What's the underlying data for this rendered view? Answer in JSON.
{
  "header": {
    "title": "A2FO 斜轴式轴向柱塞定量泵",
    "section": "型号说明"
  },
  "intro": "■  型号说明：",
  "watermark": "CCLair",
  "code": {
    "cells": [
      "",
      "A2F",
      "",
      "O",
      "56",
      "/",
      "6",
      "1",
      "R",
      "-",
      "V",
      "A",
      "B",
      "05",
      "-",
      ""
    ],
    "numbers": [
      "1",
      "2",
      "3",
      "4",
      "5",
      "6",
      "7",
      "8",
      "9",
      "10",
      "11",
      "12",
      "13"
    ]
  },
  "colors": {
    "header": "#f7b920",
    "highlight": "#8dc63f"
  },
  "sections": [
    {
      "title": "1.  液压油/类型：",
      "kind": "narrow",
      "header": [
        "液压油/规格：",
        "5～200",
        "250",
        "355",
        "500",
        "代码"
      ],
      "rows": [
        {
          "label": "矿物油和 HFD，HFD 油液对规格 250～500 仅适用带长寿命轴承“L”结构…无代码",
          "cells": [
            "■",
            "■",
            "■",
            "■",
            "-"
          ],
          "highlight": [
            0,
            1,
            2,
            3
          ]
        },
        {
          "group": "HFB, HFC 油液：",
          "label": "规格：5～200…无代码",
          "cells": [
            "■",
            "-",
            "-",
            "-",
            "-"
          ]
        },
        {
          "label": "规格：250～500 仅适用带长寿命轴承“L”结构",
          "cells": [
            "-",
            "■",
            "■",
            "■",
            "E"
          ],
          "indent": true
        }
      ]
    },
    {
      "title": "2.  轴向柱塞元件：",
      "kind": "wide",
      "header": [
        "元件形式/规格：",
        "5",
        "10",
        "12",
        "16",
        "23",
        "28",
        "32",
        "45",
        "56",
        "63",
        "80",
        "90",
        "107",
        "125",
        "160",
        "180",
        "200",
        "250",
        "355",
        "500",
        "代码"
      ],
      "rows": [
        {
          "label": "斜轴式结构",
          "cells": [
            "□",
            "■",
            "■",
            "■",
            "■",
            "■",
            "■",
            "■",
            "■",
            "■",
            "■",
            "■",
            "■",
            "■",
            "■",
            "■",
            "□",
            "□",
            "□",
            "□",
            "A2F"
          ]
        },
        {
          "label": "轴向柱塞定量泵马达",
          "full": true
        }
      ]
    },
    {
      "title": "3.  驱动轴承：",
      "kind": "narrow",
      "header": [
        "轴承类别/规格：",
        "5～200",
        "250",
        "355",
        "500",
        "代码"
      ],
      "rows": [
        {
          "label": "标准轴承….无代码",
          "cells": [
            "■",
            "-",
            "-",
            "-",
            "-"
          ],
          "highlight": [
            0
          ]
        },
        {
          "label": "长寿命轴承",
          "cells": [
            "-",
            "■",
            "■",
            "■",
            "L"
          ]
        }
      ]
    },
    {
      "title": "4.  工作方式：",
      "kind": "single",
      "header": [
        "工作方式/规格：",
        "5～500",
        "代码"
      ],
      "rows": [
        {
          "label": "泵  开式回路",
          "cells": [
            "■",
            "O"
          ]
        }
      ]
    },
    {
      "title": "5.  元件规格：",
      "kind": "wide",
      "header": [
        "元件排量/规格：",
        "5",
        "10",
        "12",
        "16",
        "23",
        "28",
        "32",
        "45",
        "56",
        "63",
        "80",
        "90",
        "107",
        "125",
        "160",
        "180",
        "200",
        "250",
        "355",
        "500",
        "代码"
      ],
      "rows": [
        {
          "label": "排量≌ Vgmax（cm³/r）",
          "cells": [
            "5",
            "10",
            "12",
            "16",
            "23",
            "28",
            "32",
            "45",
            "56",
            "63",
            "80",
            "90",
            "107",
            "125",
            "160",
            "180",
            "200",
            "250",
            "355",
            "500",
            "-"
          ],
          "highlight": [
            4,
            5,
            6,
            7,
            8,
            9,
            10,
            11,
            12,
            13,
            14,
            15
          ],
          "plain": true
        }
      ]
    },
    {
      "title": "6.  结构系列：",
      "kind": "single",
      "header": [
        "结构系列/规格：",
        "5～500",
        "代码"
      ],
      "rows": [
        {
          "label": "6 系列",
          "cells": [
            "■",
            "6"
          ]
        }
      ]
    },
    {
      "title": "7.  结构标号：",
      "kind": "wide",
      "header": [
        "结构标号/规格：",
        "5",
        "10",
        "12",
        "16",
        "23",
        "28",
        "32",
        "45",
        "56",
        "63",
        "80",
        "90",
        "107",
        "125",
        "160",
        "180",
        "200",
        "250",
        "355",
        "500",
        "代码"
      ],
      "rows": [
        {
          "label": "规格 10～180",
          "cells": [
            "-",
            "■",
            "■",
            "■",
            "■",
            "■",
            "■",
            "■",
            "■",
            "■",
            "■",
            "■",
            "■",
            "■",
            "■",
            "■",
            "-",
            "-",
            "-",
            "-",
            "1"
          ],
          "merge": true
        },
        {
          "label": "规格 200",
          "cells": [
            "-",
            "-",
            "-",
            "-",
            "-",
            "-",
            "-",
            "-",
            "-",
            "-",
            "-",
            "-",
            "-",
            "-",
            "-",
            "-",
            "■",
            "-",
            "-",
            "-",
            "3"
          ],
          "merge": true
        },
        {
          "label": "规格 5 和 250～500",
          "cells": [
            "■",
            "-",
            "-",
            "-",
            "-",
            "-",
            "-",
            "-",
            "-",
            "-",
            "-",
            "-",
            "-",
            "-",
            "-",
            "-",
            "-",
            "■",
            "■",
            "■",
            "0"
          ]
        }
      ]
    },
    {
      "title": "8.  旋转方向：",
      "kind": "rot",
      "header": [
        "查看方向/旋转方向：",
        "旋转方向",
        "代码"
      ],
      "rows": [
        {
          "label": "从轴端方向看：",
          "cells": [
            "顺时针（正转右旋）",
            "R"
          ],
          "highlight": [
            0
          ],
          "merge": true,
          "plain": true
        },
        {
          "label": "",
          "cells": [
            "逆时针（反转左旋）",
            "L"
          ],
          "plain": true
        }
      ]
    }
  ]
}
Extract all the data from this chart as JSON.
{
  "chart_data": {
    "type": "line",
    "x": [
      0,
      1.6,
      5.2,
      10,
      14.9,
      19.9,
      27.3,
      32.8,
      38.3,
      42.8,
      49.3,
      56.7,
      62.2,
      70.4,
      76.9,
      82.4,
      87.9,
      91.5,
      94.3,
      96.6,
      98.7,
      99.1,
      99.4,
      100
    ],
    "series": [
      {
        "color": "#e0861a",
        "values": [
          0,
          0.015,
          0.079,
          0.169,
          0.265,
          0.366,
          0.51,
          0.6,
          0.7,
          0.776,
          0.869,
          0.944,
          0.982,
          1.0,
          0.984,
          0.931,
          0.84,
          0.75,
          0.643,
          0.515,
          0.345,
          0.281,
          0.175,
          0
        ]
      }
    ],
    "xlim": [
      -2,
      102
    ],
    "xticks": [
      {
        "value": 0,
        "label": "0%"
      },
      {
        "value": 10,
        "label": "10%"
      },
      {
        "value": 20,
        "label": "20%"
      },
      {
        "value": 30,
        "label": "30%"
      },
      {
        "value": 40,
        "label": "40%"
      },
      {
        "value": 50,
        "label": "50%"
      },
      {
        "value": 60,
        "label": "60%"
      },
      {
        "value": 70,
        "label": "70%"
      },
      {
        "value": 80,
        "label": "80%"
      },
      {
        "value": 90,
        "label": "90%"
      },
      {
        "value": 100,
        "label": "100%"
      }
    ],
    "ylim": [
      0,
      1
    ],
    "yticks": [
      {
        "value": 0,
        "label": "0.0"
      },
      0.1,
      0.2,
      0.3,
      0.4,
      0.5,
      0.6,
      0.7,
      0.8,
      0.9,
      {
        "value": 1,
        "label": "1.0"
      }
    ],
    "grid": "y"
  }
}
——————————
WRITTEN INSTRUCTION: Filter the records for lines holding the string "JSON". Copy each one.

RESULT OF THE TASK:
What's the underlying data for this rendered view? Answer in JSON.
Extract all the data from this chart as JSON.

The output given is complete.